Render the following material again verbatim, leaving nothing out.

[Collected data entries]
****************************************

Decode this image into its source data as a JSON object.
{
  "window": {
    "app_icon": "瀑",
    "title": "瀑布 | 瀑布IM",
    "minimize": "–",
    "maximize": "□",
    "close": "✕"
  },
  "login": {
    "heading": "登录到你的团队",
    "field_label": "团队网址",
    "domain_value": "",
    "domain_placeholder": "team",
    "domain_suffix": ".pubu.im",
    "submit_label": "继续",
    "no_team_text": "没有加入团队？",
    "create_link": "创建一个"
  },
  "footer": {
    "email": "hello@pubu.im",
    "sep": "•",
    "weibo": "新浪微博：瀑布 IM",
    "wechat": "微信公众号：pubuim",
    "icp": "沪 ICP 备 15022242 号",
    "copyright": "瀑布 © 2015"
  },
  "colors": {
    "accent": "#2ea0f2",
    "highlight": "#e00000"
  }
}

****************************************

» RESULT FOR THIS TASK
Decode this image into its source data as a JSON object.
{
  "window": {
    "app_icon": "瀑",
    "title": "瀑布 | 瀑布IM",
    "minimize": "–",
    "maximize": "□",
    "close": "✕"
  },
  "login": {
    "heading": "登录到你的团队",
    "field_label": "团队网址",
    "domain_value": "",
    "domain_placeholder": "team",
    "domain_suffix": ".pubu.im",
    "submit_label": "继续",
    "no_team_text": "没有加入团队？",
    "create_link": "创建一个"
  },
  "footer": {
    "email": "hello@pubu.im",
    "sep": "•",
    "weibo": "新浪微博：瀑布 IM",
    "wechat": "微信公众号：pubuim",
    "icp": "沪 ICP 备 15022242 号",
    "copyright": "瀑布 © 2015"
  },
  "colors": {
    "accent": "#2ea0f2",
    "highlight": "#e00000"
  }
}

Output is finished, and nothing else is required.